* [TASK DETAILS] Go through the entries below and copy each line containing the word "города".

(Extracted data entries)

.....

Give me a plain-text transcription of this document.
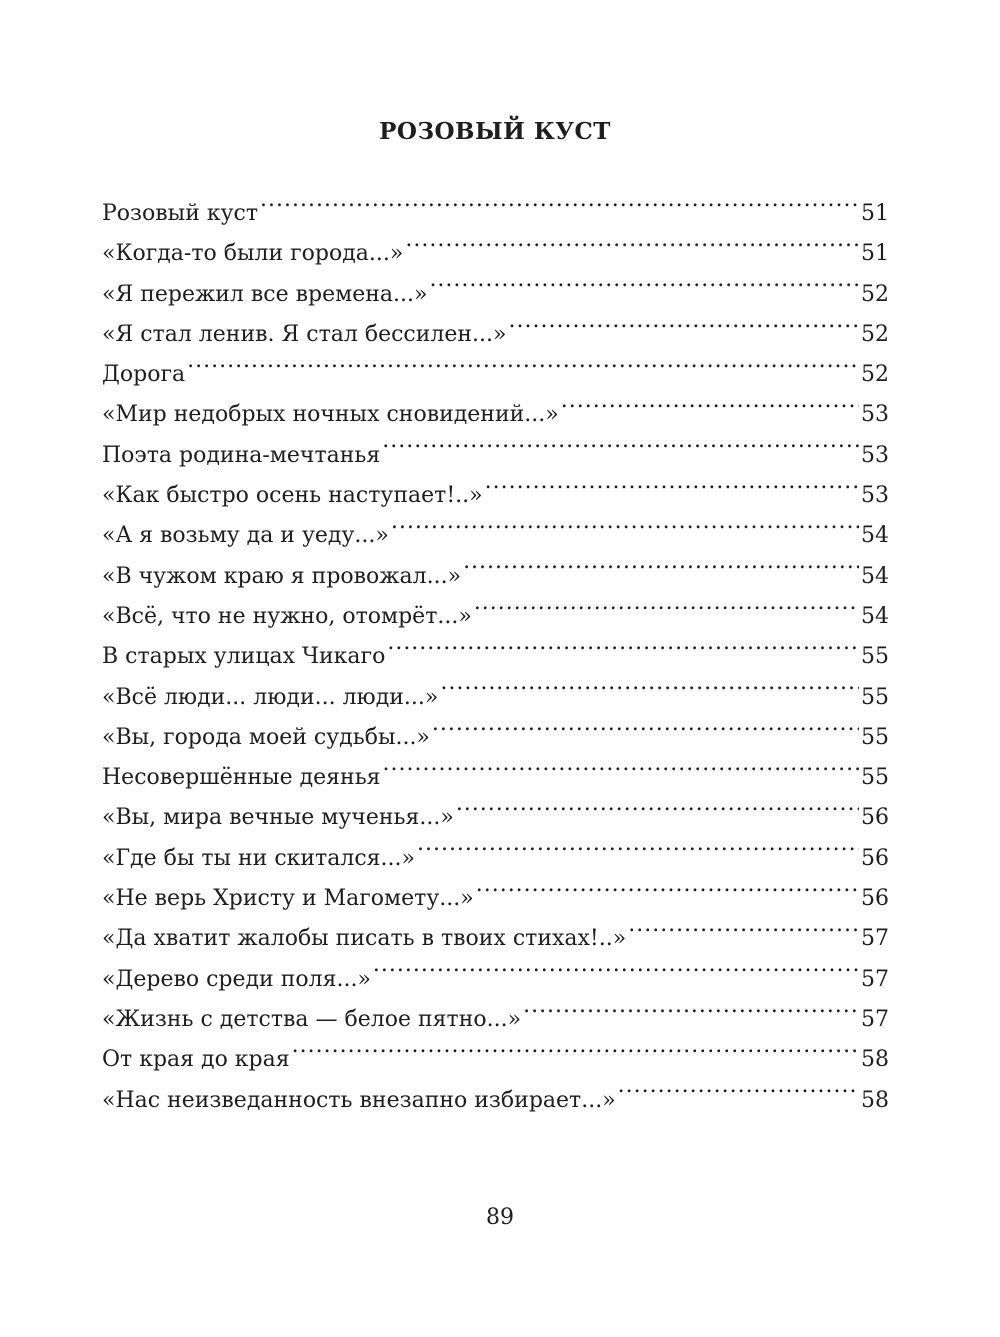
РОЗОВЫЙ КУСТ
Розовый куст .....	51
«Когда-то были города...» .....	51
«Я пережил все времена...» .....	52
«Я стал ленив. Я стал бессилен...» .....	52
Дорога .....	52
«Мир недобрых ночных сновидений...» .....	53
Поэта родина-мечтанья .....	53
«Как быстро осень наступает!..» .....	53
«А я возьму да и уеду...» .....	54
«В чужом краю я провожал...» .....	54
«Всё, что не нужно, отомрёт...» .....	54
В старых улицах Чикаго .....	55
«Всё люди... люди... люди...» .....	55
«Вы, города моей судьбы...» .....	55
Несовершённые деянья .....	55
«Вы, мира вечные мученья...» .....	56
«Где бы ты ни скитался...» .....	56
«Не верь Христу и Магомету...» .....	56
«Да хватит жалобы писать в твоих стихах!..» .....	57
«Дерево среди поля...» .....	57
«Жизнь с детства — белое пятно...» .....	57
От края до края .....	58
«Нас неизведанность внезапно избирает...» .....	58

89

.....

* [RESULT OF THIS TASK]
«Когда-то были города...» .....	51
«Вы, города моей судьбы...» .....	55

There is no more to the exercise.